Give every line back verbatim, dropping all images.

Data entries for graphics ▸
•••

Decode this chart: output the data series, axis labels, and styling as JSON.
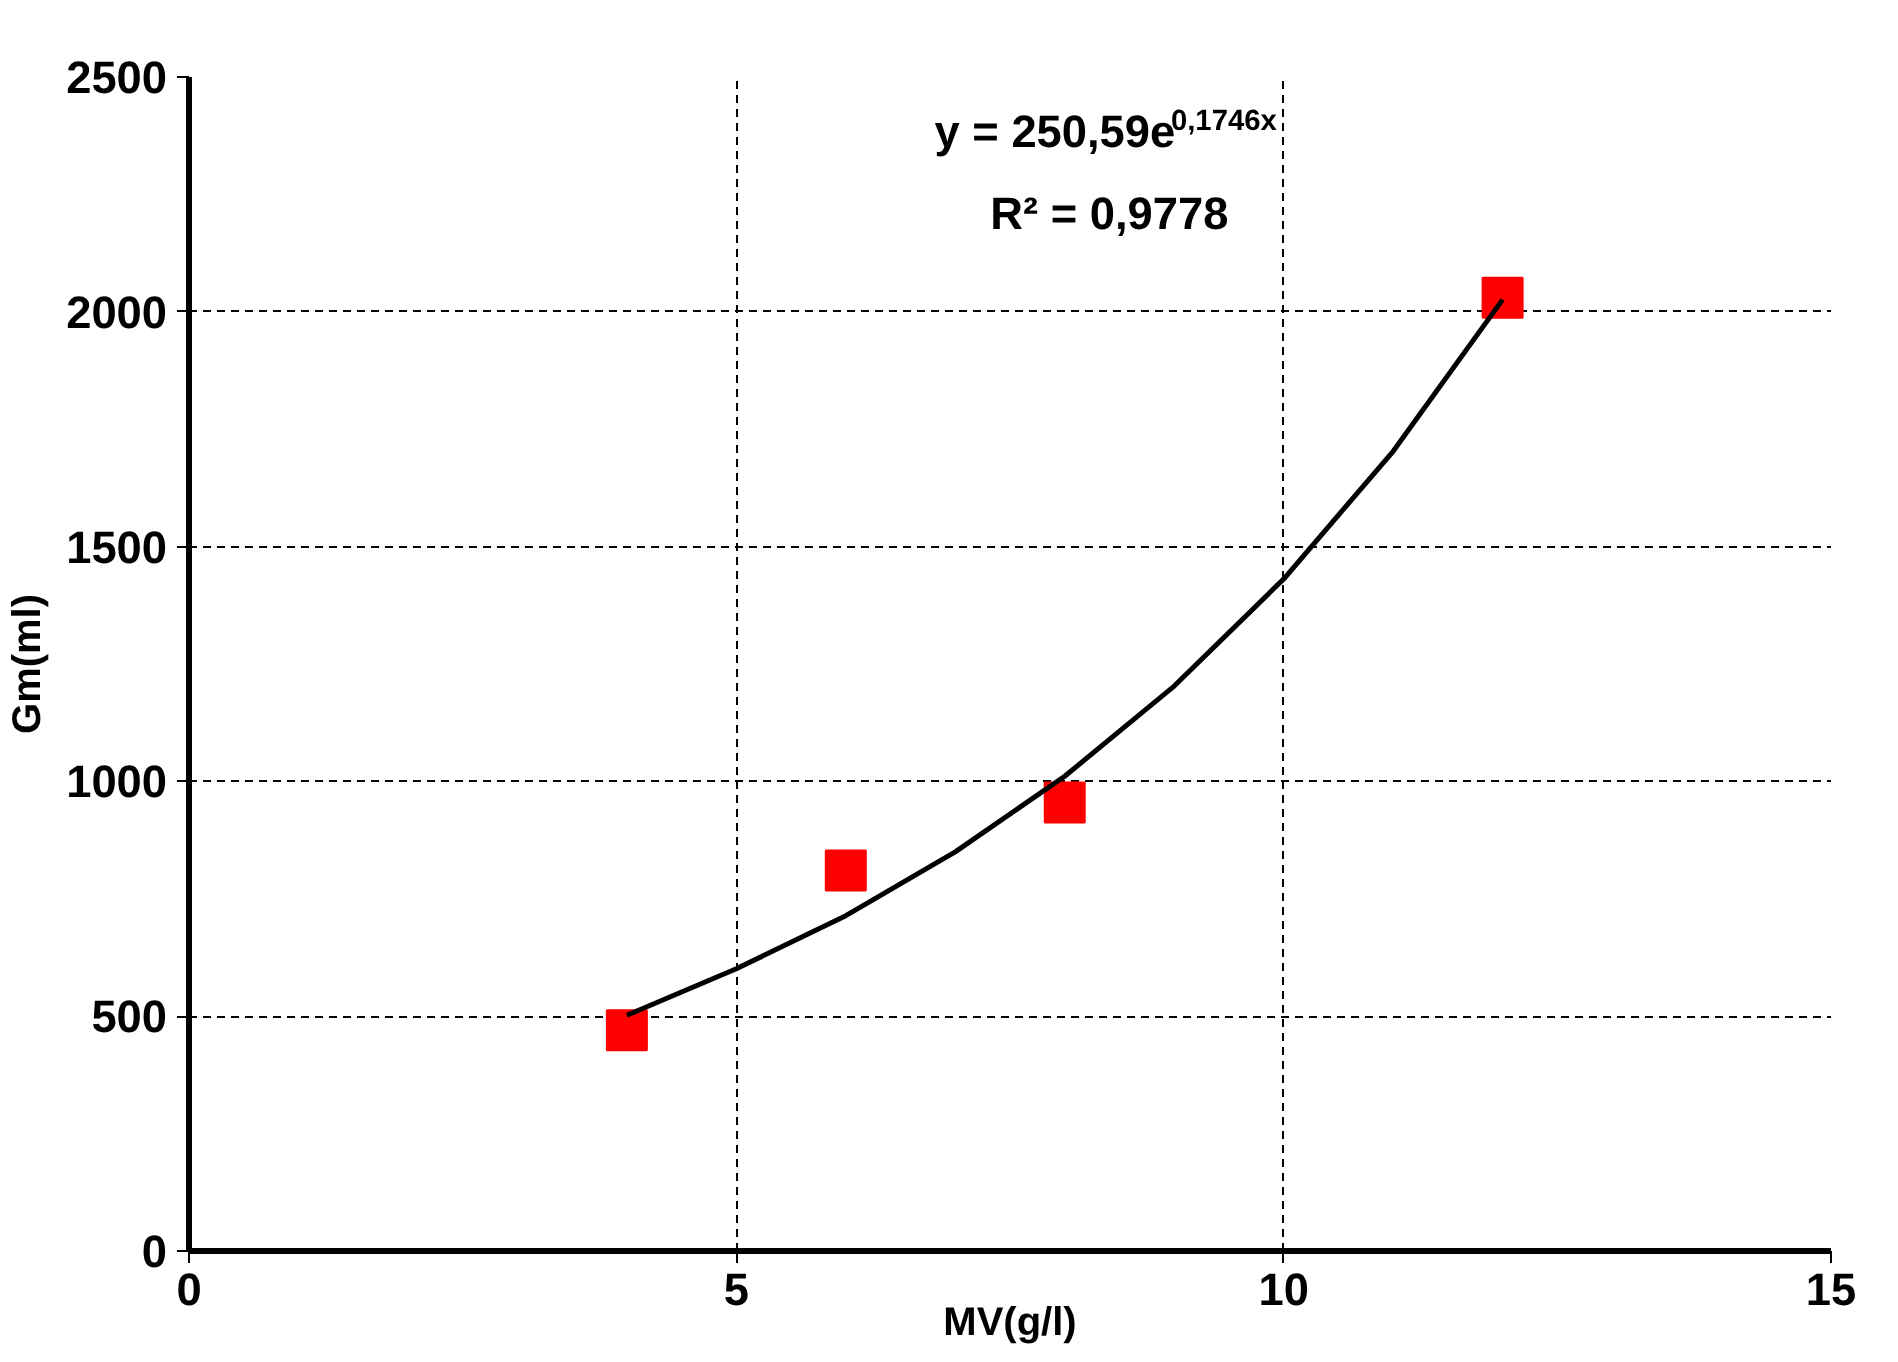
{
  "chart_data": {
    "type": "scatter",
    "xlabel": "MV(g/l)",
    "ylabel": "Gm(ml)",
    "xlim": [
      0,
      15
    ],
    "ylim": [
      0,
      2500
    ],
    "xticks": [
      0,
      5,
      10,
      15
    ],
    "yticks": [
      0,
      500,
      1000,
      1500,
      2000,
      2500
    ],
    "grid": true,
    "series": [
      {
        "marker": "square",
        "color": "#ff0000",
        "x": [
          4,
          6,
          8,
          12
        ],
        "values": [
          470,
          810,
          955,
          2030
        ]
      },
      {
        "type": "line",
        "color": "#000000",
        "x": [
          4,
          5,
          6,
          7,
          8,
          9,
          10,
          11,
          12
        ],
        "values": [
          502,
          601,
          714,
          850,
          1011,
          1203,
          1431,
          1703,
          2026
        ]
      }
    ],
    "annotations": [
      "y = 250,59e$^{0,1746x}$",
      "R² = 0,9778"
    ]
  }
}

•••

TASK SOLUTION ▸
Decode this chart: output the data series, axis labels, and styling as JSON.
{
  "chart_data": {
    "type": "scatter",
    "xlabel": "MV(g/l)",
    "ylabel": "Gm(ml)",
    "xlim": [
      0,
      15
    ],
    "ylim": [
      0,
      2500
    ],
    "xticks": [
      0,
      5,
      10,
      15
    ],
    "yticks": [
      0,
      500,
      1000,
      1500,
      2000,
      2500
    ],
    "grid": true,
    "series": [
      {
        "marker": "square",
        "color": "#ff0000",
        "x": [
          4,
          6,
          8,
          12
        ],
        "values": [
          470,
          810,
          955,
          2030
        ]
      },
      {
        "type": "line",
        "color": "#000000",
        "x": [
          4,
          5,
          6,
          7,
          8,
          9,
          10,
          11,
          12
        ],
        "values": [
          502,
          601,
          714,
          850,
          1011,
          1203,
          1431,
          1703,
          2026
        ]
      }
    ],
    "annotations": [
      "y = 250,59e$^{0,1746x}$",
      "R² = 0,9778"
    ]
  }
}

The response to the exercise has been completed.